Task:
Below are the records. Count the lines containing the string "آدرس", and reply with the number alone.

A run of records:

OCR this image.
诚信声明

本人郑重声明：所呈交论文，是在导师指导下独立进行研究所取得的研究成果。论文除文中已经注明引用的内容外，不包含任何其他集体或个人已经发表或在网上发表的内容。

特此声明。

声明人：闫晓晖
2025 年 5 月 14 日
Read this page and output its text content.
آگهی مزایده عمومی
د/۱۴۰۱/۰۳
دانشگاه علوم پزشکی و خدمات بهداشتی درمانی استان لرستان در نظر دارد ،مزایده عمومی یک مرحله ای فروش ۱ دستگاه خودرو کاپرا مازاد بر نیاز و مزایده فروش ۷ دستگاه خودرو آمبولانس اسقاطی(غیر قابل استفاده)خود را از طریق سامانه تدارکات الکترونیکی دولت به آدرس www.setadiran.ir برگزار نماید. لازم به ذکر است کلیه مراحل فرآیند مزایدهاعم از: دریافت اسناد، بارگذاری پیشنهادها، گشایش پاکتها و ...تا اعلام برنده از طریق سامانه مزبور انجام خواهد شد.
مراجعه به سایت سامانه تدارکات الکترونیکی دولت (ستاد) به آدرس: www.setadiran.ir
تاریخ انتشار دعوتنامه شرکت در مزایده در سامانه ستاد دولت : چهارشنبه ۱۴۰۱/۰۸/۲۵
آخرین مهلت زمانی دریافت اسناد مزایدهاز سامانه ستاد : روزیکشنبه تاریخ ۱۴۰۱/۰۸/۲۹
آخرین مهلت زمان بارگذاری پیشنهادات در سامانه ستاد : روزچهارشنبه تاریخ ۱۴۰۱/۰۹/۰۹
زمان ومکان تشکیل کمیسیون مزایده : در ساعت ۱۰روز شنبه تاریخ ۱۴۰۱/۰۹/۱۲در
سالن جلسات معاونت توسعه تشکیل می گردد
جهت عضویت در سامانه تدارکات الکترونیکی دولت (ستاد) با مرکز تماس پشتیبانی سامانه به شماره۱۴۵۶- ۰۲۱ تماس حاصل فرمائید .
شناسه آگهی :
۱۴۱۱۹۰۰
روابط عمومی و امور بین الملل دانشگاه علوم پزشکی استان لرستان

Result of the exercise:
2